(Source data)
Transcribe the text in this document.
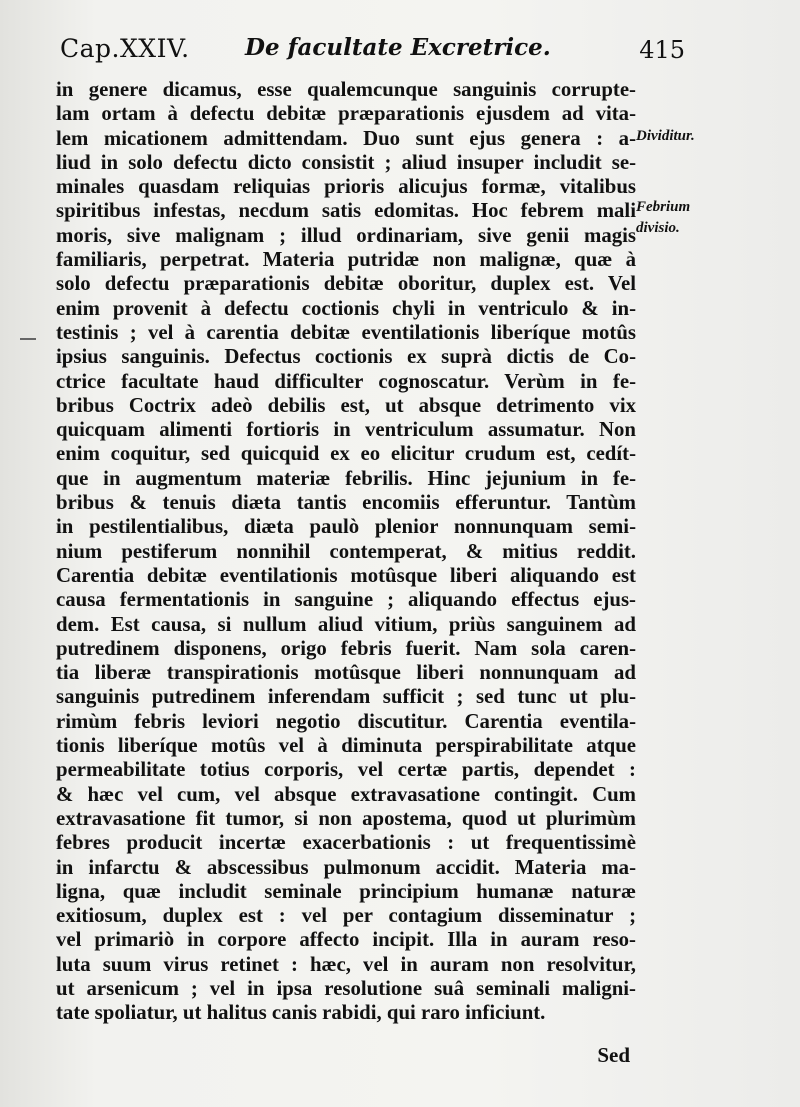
Cap.XXIV. De facultate Excretrice.	415
in genere dicamus, esse qualemcunque sanguinis corrupte-
lam ortam à defectu debitæ præparationis ejusdem ad vita-
lem micationem admittendam. Duo sunt ejus genera : a-
liud in solo defectu dicto consistit ; aliud insuper includit se-
minales quasdam reliquias prioris alicujus formæ, vitalibus
spiritibus infestas, necdum satis edomitas. Hoc febrem mali
moris, sive malignam ; illud ordinariam, sive genii magis
familiaris, perpetrat. Materia putridæ non malignæ, quæ à
solo defectu præparationis debitæ oboritur, duplex est. Vel
enim provenit à defectu coctionis chyli in ventriculo & in-
testinis ; vel à carentia debitæ eventilationis liberíque motûs
ipsius sanguinis. Defectus coctionis ex suprà dictis de Co-
ctrice facultate haud difficulter cognoscatur. Verùm in fe-
bribus Coctrix adeò debilis est, ut absque detrimento vix
quicquam alimenti fortioris in ventriculum assumatur. Non
enim coquitur, sed quicquid ex eo elicitur crudum est, cedít-
que in augmentum materiæ febrilis. Hinc jejunium in fe-
bribus & tenuis diæta tantis encomiis efferuntur. Tantùm
in pestilentialibus, diæta paulò plenior nonnunquam semi-
nium pestiferum nonnihil contemperat, & mitius reddit.
Carentia debitæ eventilationis motûsque liberi aliquando est
causa fermentationis in sanguine ; aliquando effectus ejus-
dem. Est causa, si nullum aliud vitium, priùs sanguinem ad
putredinem disponens, origo febris fuerit. Nam sola caren-
tia liberæ transpirationis motûsque liberi nonnunquam ad
sanguinis putredinem inferendam sufficit ; sed tunc ut plu-
rimùm febris leviori negotio discutitur. Carentia eventila-
tionis liberíque motûs vel à diminuta perspirabilitate atque
permeabilitate totius corporis, vel certæ partis, dependet :
& hæc vel cum, vel absque extravasatione contingit. Cum
extravasatione fit tumor, si non apostema, quod ut plurimùm
febres producit incertæ exacerbationis : ut frequentissimè
in infarctu & abscessibus pulmonum accidit. Materia ma-
ligna, quæ includit seminale principium humanæ naturæ
exitiosum, duplex est : vel per contagium disseminatur ;
vel primariò in corpore affecto incipit. Illa in auram reso-
luta suum virus retinet : hæc, vel in auram non resolvitur,
ut arsenicum ; vel in ipsa resolutione suâ seminali maligni-
tate spoliatur, ut halitus canis rabidi, qui raro inficiunt.
Dividitur.
Febrium
divisio.
Sed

Work order
Reprint the data verbatim, pictures excluded.

Output
Transcribe the text in this document.
Cap.XXIV. De facultate Excretrice.	415
in genere dicamus, esse qualemcunque sanguinis corrupte-
lam ortam à defectu debitæ præparationis ejusdem ad vita-
lem micationem admittendam. Duo sunt ejus genera : a-
liud in solo defectu dicto consistit ; aliud insuper includit se-
minales quasdam reliquias prioris alicujus formæ, vitalibus
spiritibus infestas, necdum satis edomitas. Hoc febrem mali
moris, sive malignam ; illud ordinariam, sive genii magis
familiaris, perpetrat. Materia putridæ non malignæ, quæ à
solo defectu præparationis debitæ oboritur, duplex est. Vel
enim provenit à defectu coctionis chyli in ventriculo & in-
testinis ; vel à carentia debitæ eventilationis liberíque motûs
ipsius sanguinis. Defectus coctionis ex suprà dictis de Co-
ctrice facultate haud difficulter cognoscatur. Verùm in fe-
bribus Coctrix adeò debilis est, ut absque detrimento vix
quicquam alimenti fortioris in ventriculum assumatur. Non
enim coquitur, sed quicquid ex eo elicitur crudum est, cedít-
que in augmentum materiæ febrilis. Hinc jejunium in fe-
bribus & tenuis diæta tantis encomiis efferuntur. Tantùm
in pestilentialibus, diæta paulò plenior nonnunquam semi-
nium pestiferum nonnihil contemperat, & mitius reddit.
Carentia debitæ eventilationis motûsque liberi aliquando est
causa fermentationis in sanguine ; aliquando effectus ejus-
dem. Est causa, si nullum aliud vitium, priùs sanguinem ad
putredinem disponens, origo febris fuerit. Nam sola caren-
tia liberæ transpirationis motûsque liberi nonnunquam ad
sanguinis putredinem inferendam sufficit ; sed tunc ut plu-
rimùm febris leviori negotio discutitur. Carentia eventila-
tionis liberíque motûs vel à diminuta perspirabilitate atque
permeabilitate totius corporis, vel certæ partis, dependet :
& hæc vel cum, vel absque extravasatione contingit. Cum
extravasatione fit tumor, si non apostema, quod ut plurimùm
febres producit incertæ exacerbationis : ut frequentissimè
in infarctu & abscessibus pulmonum accidit. Materia ma-
ligna, quæ includit seminale principium humanæ naturæ
exitiosum, duplex est : vel per contagium disseminatur ;
vel primariò in corpore affecto incipit. Illa in auram reso-
luta suum virus retinet : hæc, vel in auram non resolvitur,
ut arsenicum ; vel in ipsa resolutione suâ seminali maligni-
tate spoliatur, ut halitus canis rabidi, qui raro inficiunt.
Dividitur.
Febrium
divisio.
Sed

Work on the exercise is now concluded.